SHORT EXERCISE:
Show each line of the listing that contains the string "PbO₂". Matches are case-sensitive.

Begin SUPPLIED DATA

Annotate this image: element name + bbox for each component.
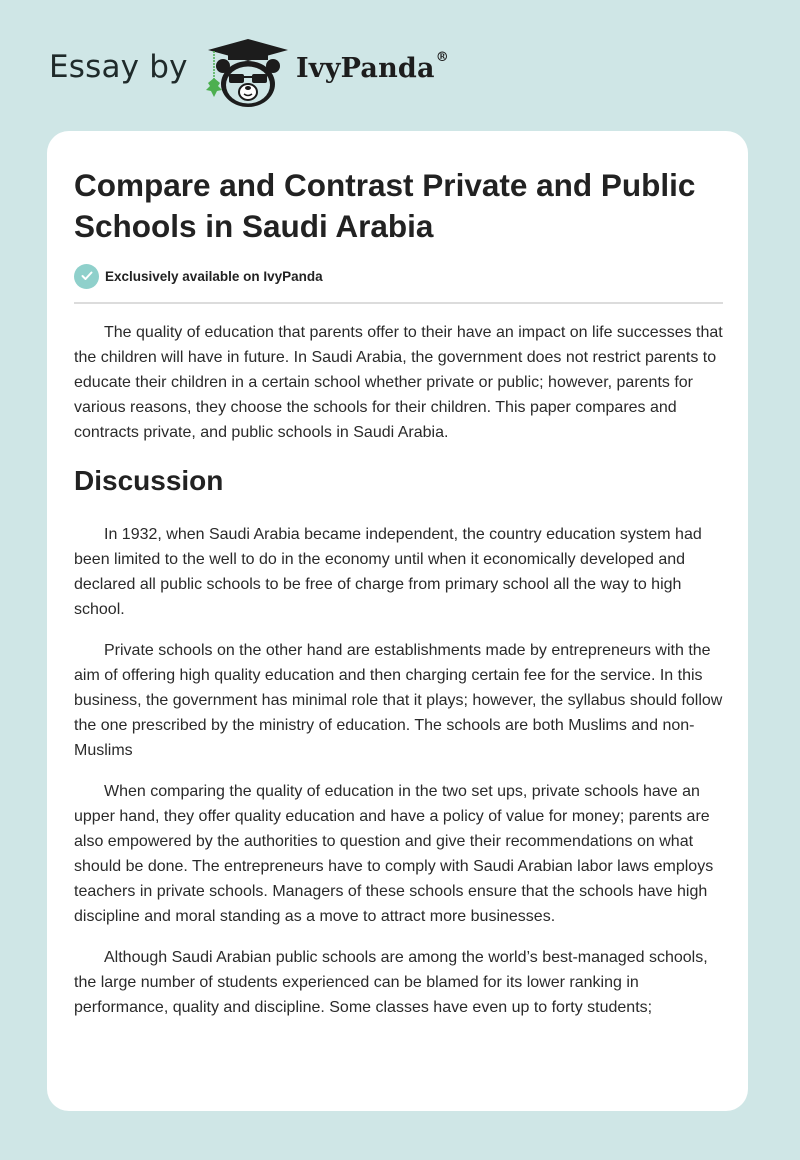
check-circle-icon xyxy=(74,264,99,289)
exclusive-badge xyxy=(74,263,323,289)
section-heading-discussion: Discussion xyxy=(74,465,224,496)
paragraph: The quality of education that parents offer to their have an impact on life successes that the children will have in future. In Saudi Arabia, the government does not restrict parents to educate their children in a certain school whether private or public; however, parents for various reasons, they choose the schools for their children. This paper compares and contracts private, and public schools in Saudi Arabia. xyxy=(74,324,723,441)
essay-title: Compare and Contrast Private and Public Schools in Saudi Arabia xyxy=(74,167,696,244)
brand-name[interactable] xyxy=(296,50,449,84)
panda-graduation-cap-logo-icon xyxy=(200,36,292,108)
discussion-section xyxy=(74,522,724,1036)
essay-card xyxy=(47,131,748,1111)
essay-by-label: Essay by xyxy=(49,49,188,85)
brand-name-text: IvyPanda xyxy=(296,53,435,84)
paragraph: Private schools on the other hand are establishments made by entrepreneurs with the aim of offering high quality education and then charging certain fee for the service. In this business, the government has minimal role that it plays; however, the syllabus should follow the one prescribed by the ministry of education. The schools are both Muslims and non-Muslims xyxy=(74,642,723,759)
paragraph: Although Saudi Arabian public schools are among the world’s best-managed schools, the large number of students experienced can be blamed for its lower ranking in performance, quality and discipline. Some classes have even up to forty students; xyxy=(74,949,708,1016)
paragraph: In 1932, when Saudi Arabia became independent, the country education system had been limited to the well to do in the economy until when it economically developed and declared all public schools to be free of charge from primary school all the way to high school. xyxy=(74,526,702,618)
divider xyxy=(74,302,723,304)
ivypanda-logo-icon[interactable] xyxy=(200,36,292,108)
paragraph: When comparing the quality of education in the two set ups, private schools have an upper hand, they offer quality education and have a policy of value for money; parents are also empowered by the authorities to question and give their recommendations on what should be done. The entrepreneurs have to comply with Saudi Arabian labor laws employs teachers in private schools. Managers of these schools ensure that the schools have high discipline and moral standing as a move to attract more businesses. xyxy=(74,783,714,925)
intro-section xyxy=(74,320,724,461)
site-header xyxy=(0,0,800,130)
ivy-leaf-icon xyxy=(206,78,222,97)
exclusive-label: Exclusively available on IvyPanda xyxy=(105,268,323,284)
registered-trademark: ® xyxy=(435,50,449,65)
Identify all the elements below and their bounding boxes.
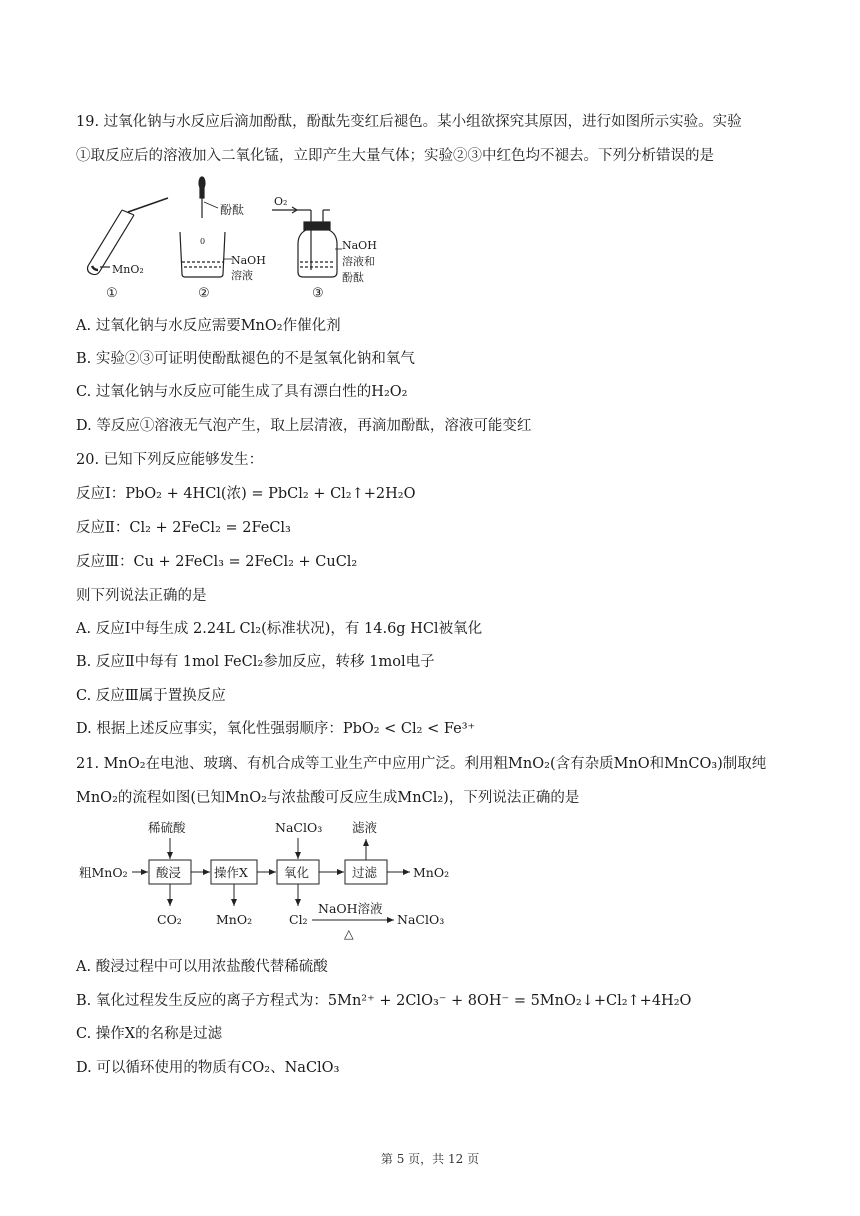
- q20-reaction-2: 反应Ⅱ：Cl₂ + 2FeCl₂ = 2FeCl₃: [76, 520, 291, 536]
- flow-arrow-product: NaClO₃: [397, 912, 445, 927]
- page-footer: 第 5 页，共 12 页: [380, 1152, 480, 1166]
- fig-label-phenol: 酚酞: [220, 203, 245, 217]
- flow-box1-label: 酸浸: [156, 865, 182, 880]
- q21-stem-line2: MnO₂的流程如图(已知MnO₂与浓盐酸可反应生成MnCl₂)，下列说法正确的是: [76, 790, 580, 806]
- q20-option-d: D. 根据上述反应事实，氧化性强弱顺序：PbO₂ < Cl₂ < Fe³⁺: [76, 721, 476, 737]
- q19-option-c: C. 过氧化钠与水反应可能生成了具有漂白性的H₂O₂: [76, 384, 408, 400]
- flow-top4: 滤液: [352, 820, 378, 835]
- flow-box3-label: 氧化: [284, 865, 310, 880]
- q21-option-b: B. 氧化过程发生反应的离子方程式为：5Mn²⁺ + 2ClO₃⁻ + 8OH⁻ = 5MnO₂↓+Cl₂↑+4H₂O: [76, 993, 692, 1009]
- fig-num-1: ①: [106, 286, 118, 301]
- q19-stem-line1: 19. 过氧化钠与水反应后滴加酚酞，酚酞先变红后褪色。某小组欲探究其原因，进行如图所示实验。实验: [76, 114, 742, 130]
- fig-label-naoh3: NaOH: [342, 239, 377, 252]
- gas-bottle-3: [272, 207, 342, 277]
- flow-bottom3: Cl₂: [289, 912, 308, 927]
- flow-input: 粗MnO₂: [79, 865, 128, 880]
- fig-label-o2: O₂: [274, 195, 288, 208]
- q19-option-b: B. 实验②③可证明使酚酞褪色的不是氢氧化钠和氧气: [76, 351, 415, 367]
- q20-option-a: A. 反应Ⅰ中每生成 2.24L Cl₂(标准状况)，有 14.6g HCl被氧化: [76, 621, 483, 637]
- fig-label-phenol3: 酚酞: [342, 271, 364, 284]
- flow-bottom2: MnO₂: [216, 912, 253, 927]
- q20-reaction-1: 反应Ⅰ：PbO₂ + 4HCl(浓) = PbCl₂ + Cl₂↑+2H₂O: [76, 486, 416, 502]
- fig-label-naoh: NaOH: [231, 254, 266, 267]
- q20-option-c: C. 反应Ⅲ属于置换反应: [76, 688, 226, 704]
- q20-stem: 20. 已知下列反应能够发生：: [76, 452, 264, 468]
- q21-option-c: C. 操作X的名称是过滤: [76, 1026, 223, 1042]
- flow-output: MnO₂: [413, 865, 450, 880]
- flow-box2-label: 操作X: [214, 865, 248, 880]
- q21-flow-diagram: [76, 814, 466, 944]
- fig-num-2: ②: [198, 286, 210, 301]
- q19-option-d: D. 等反应①溶液无气泡产生，取上层清液，再滴加酚酞，溶液可能变红: [76, 418, 532, 434]
- flow-top1: 稀硫酸: [148, 820, 186, 835]
- q19-option-a: A. 过氧化钠与水反应需要MnO₂作催化剂: [76, 318, 341, 334]
- q21-option-d: D. 可以循环使用的物质有CO₂、NaClO₃: [76, 1060, 340, 1076]
- fig-num-3: ③: [312, 286, 324, 301]
- fig-label-solution-and: 溶液和: [342, 255, 375, 268]
- q20-reaction-3: 反应Ⅲ：Cu + 2FeCl₃ = 2FeCl₂ + CuCl₂: [76, 554, 358, 570]
- fig-label-mno2: MnO₂: [112, 263, 144, 276]
- flow-arrow-bottom: △: [344, 926, 354, 941]
- q20-prompt: 则下列说法正确的是: [76, 588, 207, 604]
- q20-option-b: B. 反应Ⅱ中每有 1mol FeCl₂参加反应，转移 1mol电子: [76, 654, 435, 670]
- q19-stem-line2: ①取反应后的溶液加入二氧化锰，立即产生大量气体；实验②③中红色均不褪去。下列分析错误的是: [76, 148, 714, 164]
- q19-experiment-figure: [80, 174, 380, 304]
- flow-top3: NaClO₃: [275, 820, 323, 835]
- flow-box4-label: 过滤: [352, 865, 378, 880]
- fig-label-solution: 溶液: [231, 269, 253, 282]
- flow-arrow-top: NaOH溶液: [318, 901, 383, 916]
- flow-bottom1: CO₂: [157, 912, 182, 927]
- q21-stem-line1: 21. MnO₂在电池、玻璃、有机合成等工业生产中应用广泛。利用粗MnO₂(含有杂质MnO和MnCO₃)制取纯: [76, 756, 767, 772]
- svg-text:0: 0: [200, 237, 206, 246]
- q21-option-a: A. 酸浸过程中可以用浓盐酸代替稀硫酸: [76, 959, 328, 975]
- beaker-2: [180, 177, 232, 277]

End SUPPLIED DATA

SOLUTION FOR THIS EXERCISE:
- q20-option-d: D. 根据上述反应事实，氧化性强弱顺序：PbO₂ < Cl₂ < Fe³⁺: [76, 721, 476, 737]
- q20-reaction-1: 反应Ⅰ：PbO₂ + 4HCl(浓) = PbCl₂ + Cl₂↑+2H₂O: [76, 486, 416, 502]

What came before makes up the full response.